» WHAT IS REQUIRED: Give the records back in full, exactly as they read.

» RECORDS PROVIDED:
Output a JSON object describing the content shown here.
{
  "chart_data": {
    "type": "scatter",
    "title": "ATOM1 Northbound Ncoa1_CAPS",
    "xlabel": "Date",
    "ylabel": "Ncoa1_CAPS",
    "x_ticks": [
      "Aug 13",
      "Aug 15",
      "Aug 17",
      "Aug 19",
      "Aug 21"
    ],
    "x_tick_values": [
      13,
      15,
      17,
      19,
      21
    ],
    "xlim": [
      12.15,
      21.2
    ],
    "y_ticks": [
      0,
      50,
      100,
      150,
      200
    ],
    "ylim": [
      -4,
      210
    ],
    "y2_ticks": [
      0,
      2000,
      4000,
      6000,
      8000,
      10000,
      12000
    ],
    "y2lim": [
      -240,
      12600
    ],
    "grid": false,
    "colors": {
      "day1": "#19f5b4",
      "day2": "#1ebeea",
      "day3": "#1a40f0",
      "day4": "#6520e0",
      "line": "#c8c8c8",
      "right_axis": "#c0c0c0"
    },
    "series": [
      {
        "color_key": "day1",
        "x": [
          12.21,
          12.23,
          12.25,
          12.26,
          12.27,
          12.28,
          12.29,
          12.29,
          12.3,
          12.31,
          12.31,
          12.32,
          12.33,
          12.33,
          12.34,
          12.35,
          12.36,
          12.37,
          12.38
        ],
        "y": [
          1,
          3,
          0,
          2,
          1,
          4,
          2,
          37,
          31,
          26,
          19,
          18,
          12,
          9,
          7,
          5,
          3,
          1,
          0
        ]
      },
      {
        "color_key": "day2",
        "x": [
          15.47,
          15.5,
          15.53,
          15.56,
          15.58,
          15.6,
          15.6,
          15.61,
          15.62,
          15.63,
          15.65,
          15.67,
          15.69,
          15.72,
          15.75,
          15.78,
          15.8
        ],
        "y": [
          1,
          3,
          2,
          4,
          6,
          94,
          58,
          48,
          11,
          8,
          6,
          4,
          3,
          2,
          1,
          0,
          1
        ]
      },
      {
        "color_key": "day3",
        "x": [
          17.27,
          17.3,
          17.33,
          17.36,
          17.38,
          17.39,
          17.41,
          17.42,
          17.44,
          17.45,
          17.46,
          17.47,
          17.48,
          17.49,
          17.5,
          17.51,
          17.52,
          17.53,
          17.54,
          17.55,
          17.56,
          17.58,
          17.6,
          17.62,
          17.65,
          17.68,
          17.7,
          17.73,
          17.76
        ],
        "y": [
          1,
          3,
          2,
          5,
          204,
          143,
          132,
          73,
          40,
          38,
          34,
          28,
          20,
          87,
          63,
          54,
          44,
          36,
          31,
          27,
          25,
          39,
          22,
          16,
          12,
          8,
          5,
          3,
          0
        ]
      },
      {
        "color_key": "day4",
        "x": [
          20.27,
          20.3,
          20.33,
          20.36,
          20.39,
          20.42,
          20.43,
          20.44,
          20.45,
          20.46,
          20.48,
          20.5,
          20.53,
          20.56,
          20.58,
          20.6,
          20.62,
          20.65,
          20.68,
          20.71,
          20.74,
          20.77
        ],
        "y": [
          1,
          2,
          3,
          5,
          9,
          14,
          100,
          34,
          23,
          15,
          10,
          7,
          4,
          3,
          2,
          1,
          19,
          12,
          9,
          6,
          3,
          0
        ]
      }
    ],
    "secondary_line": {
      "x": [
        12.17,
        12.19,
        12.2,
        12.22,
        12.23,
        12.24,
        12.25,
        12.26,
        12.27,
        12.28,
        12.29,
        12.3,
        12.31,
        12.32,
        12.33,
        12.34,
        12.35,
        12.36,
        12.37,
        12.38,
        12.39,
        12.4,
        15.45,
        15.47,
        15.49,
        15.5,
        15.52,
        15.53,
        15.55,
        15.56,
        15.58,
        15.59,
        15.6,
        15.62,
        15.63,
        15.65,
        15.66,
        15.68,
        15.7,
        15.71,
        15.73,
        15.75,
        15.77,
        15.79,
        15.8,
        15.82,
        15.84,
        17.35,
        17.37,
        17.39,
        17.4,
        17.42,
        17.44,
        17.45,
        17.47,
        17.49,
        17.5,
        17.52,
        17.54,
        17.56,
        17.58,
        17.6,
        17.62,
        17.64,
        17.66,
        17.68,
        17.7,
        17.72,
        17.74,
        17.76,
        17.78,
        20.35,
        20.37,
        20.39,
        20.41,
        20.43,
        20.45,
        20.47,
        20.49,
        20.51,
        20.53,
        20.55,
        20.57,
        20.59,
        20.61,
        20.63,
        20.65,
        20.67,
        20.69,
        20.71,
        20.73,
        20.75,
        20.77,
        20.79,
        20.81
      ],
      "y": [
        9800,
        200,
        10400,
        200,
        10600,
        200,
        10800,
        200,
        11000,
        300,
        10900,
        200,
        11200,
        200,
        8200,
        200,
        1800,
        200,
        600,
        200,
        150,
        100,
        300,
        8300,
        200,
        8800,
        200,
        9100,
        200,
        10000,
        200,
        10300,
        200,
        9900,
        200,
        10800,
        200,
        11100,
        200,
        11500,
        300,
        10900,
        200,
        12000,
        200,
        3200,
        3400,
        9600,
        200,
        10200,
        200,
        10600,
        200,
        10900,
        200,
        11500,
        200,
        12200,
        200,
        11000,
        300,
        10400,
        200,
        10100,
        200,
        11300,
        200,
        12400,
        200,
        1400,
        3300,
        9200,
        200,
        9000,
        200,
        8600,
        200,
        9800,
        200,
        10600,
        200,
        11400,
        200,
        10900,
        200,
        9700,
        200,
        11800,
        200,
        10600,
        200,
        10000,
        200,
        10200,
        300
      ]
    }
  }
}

» RESULT:
Output a JSON object describing the content shown here.
{
  "chart_data": {
    "type": "scatter",
    "title": "ATOM1 Northbound Ncoa1_CAPS",
    "xlabel": "Date",
    "ylabel": "Ncoa1_CAPS",
    "x_ticks": [
      "Aug 13",
      "Aug 15",
      "Aug 17",
      "Aug 19",
      "Aug 21"
    ],
    "x_tick_values": [
      13,
      15,
      17,
      19,
      21
    ],
    "xlim": [
      12.15,
      21.2
    ],
    "y_ticks": [
      0,
      50,
      100,
      150,
      200
    ],
    "ylim": [
      -4,
      210
    ],
    "y2_ticks": [
      0,
      2000,
      4000,
      6000,
      8000,
      10000,
      12000
    ],
    "y2lim": [
      -240,
      12600
    ],
    "grid": false,
    "colors": {
      "day1": "#19f5b4",
      "day2": "#1ebeea",
      "day3": "#1a40f0",
      "day4": "#6520e0",
      "line": "#c8c8c8",
      "right_axis": "#c0c0c0"
    },
    "series": [
      {
        "color_key": "day1",
        "x": [
          12.21,
          12.23,
          12.25,
          12.26,
          12.27,
          12.28,
          12.29,
          12.29,
          12.3,
          12.31,
          12.31,
          12.32,
          12.33,
          12.33,
          12.34,
          12.35,
          12.36,
          12.37,
          12.38
        ],
        "y": [
          1,
          3,
          0,
          2,
          1,
          4,
          2,
          37,
          31,
          26,
          19,
          18,
          12,
          9,
          7,
          5,
          3,
          1,
          0
        ]
      },
      {
        "color_key": "day2",
        "x": [
          15.47,
          15.5,
          15.53,
          15.56,
          15.58,
          15.6,
          15.6,
          15.61,
          15.62,
          15.63,
          15.65,
          15.67,
          15.69,
          15.72,
          15.75,
          15.78,
          15.8
        ],
        "y": [
          1,
          3,
          2,
          4,
          6,
          94,
          58,
          48,
          11,
          8,
          6,
          4,
          3,
          2,
          1,
          0,
          1
        ]
      },
      {
        "color_key": "day3",
        "x": [
          17.27,
          17.3,
          17.33,
          17.36,
          17.38,
          17.39,
          17.41,
          17.42,
          17.44,
          17.45,
          17.46,
          17.47,
          17.48,
          17.49,
          17.5,
          17.51,
          17.52,
          17.53,
          17.54,
          17.55,
          17.56,
          17.58,
          17.6,
          17.62,
          17.65,
          17.68,
          17.7,
          17.73,
          17.76
        ],
        "y": [
          1,
          3,
          2,
          5,
          204,
          143,
          132,
          73,
          40,
          38,
          34,
          28,
          20,
          87,
          63,
          54,
          44,
          36,
          31,
          27,
          25,
          39,
          22,
          16,
          12,
          8,
          5,
          3,
          0
        ]
      },
      {
        "color_key": "day4",
        "x": [
          20.27,
          20.3,
          20.33,
          20.36,
          20.39,
          20.42,
          20.43,
          20.44,
          20.45,
          20.46,
          20.48,
          20.5,
          20.53,
          20.56,
          20.58,
          20.6,
          20.62,
          20.65,
          20.68,
          20.71,
          20.74,
          20.77
        ],
        "y": [
          1,
          2,
          3,
          5,
          9,
          14,
          100,
          34,
          23,
          15,
          10,
          7,
          4,
          3,
          2,
          1,
          19,
          12,
          9,
          6,
          3,
          0
        ]
      }
    ],
    "secondary_line": {
      "x": [
        12.17,
        12.19,
        12.2,
        12.22,
        12.23,
        12.24,
        12.25,
        12.26,
        12.27,
        12.28,
        12.29,
        12.3,
        12.31,
        12.32,
        12.33,
        12.34,
        12.35,
        12.36,
        12.37,
        12.38,
        12.39,
        12.4,
        15.45,
        15.47,
        15.49,
        15.5,
        15.52,
        15.53,
        15.55,
        15.56,
        15.58,
        15.59,
        15.6,
        15.62,
        15.63,
        15.65,
        15.66,
        15.68,
        15.7,
        15.71,
        15.73,
        15.75,
        15.77,
        15.79,
        15.8,
        15.82,
        15.84,
        17.35,
        17.37,
        17.39,
        17.4,
        17.42,
        17.44,
        17.45,
        17.47,
        17.49,
        17.5,
        17.52,
        17.54,
        17.56,
        17.58,
        17.6,
        17.62,
        17.64,
        17.66,
        17.68,
        17.7,
        17.72,
        17.74,
        17.76,
        17.78,
        20.35,
        20.37,
        20.39,
        20.41,
        20.43,
        20.45,
        20.47,
        20.49,
        20.51,
        20.53,
        20.55,
        20.57,
        20.59,
        20.61,
        20.63,
        20.65,
        20.67,
        20.69,
        20.71,
        20.73,
        20.75,
        20.77,
        20.79,
        20.81
      ],
      "y": [
        9800,
        200,
        10400,
        200,
        10600,
        200,
        10800,
        200,
        11000,
        300,
        10900,
        200,
        11200,
        200,
        8200,
        200,
        1800,
        200,
        600,
        200,
        150,
        100,
        300,
        8300,
        200,
        8800,
        200,
        9100,
        200,
        10000,
        200,
        10300,
        200,
        9900,
        200,
        10800,
        200,
        11100,
        200,
        11500,
        300,
        10900,
        200,
        12000,
        200,
        3200,
        3400,
        9600,
        200,
        10200,
        200,
        10600,
        200,
        10900,
        200,
        11500,
        200,
        12200,
        200,
        11000,
        300,
        10400,
        200,
        10100,
        200,
        11300,
        200,
        12400,
        200,
        1400,
        3300,
        9200,
        200,
        9000,
        200,
        8600,
        200,
        9800,
        200,
        10600,
        200,
        11400,
        200,
        10900,
        200,
        9700,
        200,
        11800,
        200,
        10600,
        200,
        10000,
        200,
        10200,
        300
      ]
    }
  }
}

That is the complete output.